━━━━━ Provided passage

The share price of the Portfolio will fluctuate and you may lose money. There is no guarantee that the Portfolio will achieve its investment objective.

 

 

Foreign (Non-U.S.) Securities Risk: Investments in foreign securities entail significant risks in addition to those customarily associated with investing in U.S. securities. These risks include risks related to adverse market, economic, political and regulatory factors and social instability, all of which could disrupt the financial markets in which the Portfolio invests and adversely affect the value of the Portfolio’s assets.

 

 

Country Concentration Risk: The Portfolio may not always be diversified among countries or regions and the effect on the share price of the Portfolio of specific risks such as political, regulatory and currency may be magnified due to concentration of the Portfolio’s investments in a particular country or region.

 

 

Sector Risk: The Portfolio may have more risk because of concentrated investments in a particular market sector, such as the financials, consumer discretionary, information technology or industrials sector. Market or economic factors affecting that sector could have a major effect on the value of the Portfolio’s investments.

━━━━━━━━━━
━━━━━ Source material

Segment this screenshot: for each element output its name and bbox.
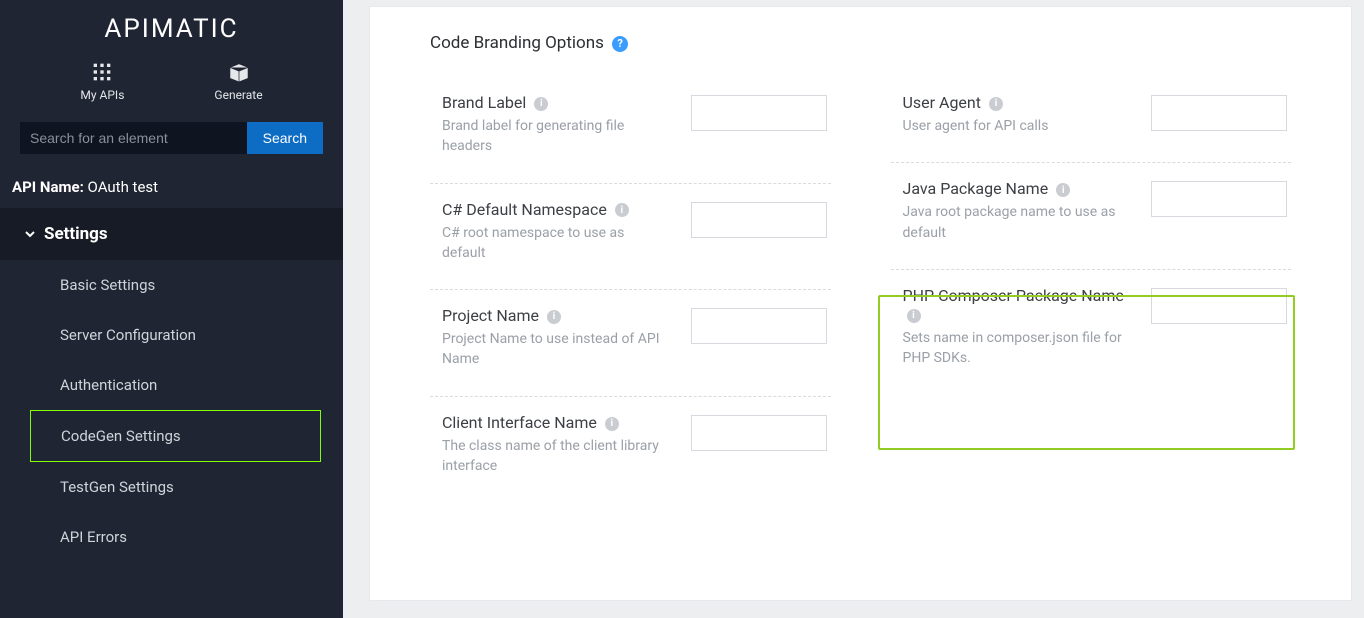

━━━━━━━━━━

**Exercise tasks:**
1: Answer these about the portfolio risk text:
(a) Is there a guarantee that the Portfolio will achieve its investment objective?
(b) Which sectors are given as examples of a particular market sector?
(c) Which specific risks may be magnified by concentrating investments in a particular country or region?
2: Write out the portfolio risk text exactly, beginning at the words "The share price of the Portfolio will" and stopping after "country or region.".
Base every answer on the text only, not on the data.

**List of solutions:**
1:
(a) No, there is no guarantee.
(b) The financials, consumer discretionary, information technology and industrials sectors.
(c) Political, regulatory and currency risks.

2:
The share price of the Portfolio will fluctuate and you may lose money. There is no guarantee that the Portfolio will achieve its investment objective.

 

 

Foreign (Non-U.S.) Securities Risk: Investments in foreign securities entail significant risks in addition to those customarily associated with investing in U.S. securities. These risks include risks related to adverse market, economic, political and regulatory factors and social instability, all of which could disrupt the financial markets in which the Portfolio invests and adversely affect the value of the Portfolio’s assets.

 

 

Country Concentration Risk: The Portfolio may not always be diversified among countries or regions and the effect on the share price of the Portfolio of specific risks such as political, regulatory and currency may be magnified due to concentration of the Portfolio’s investments in a particular country or region.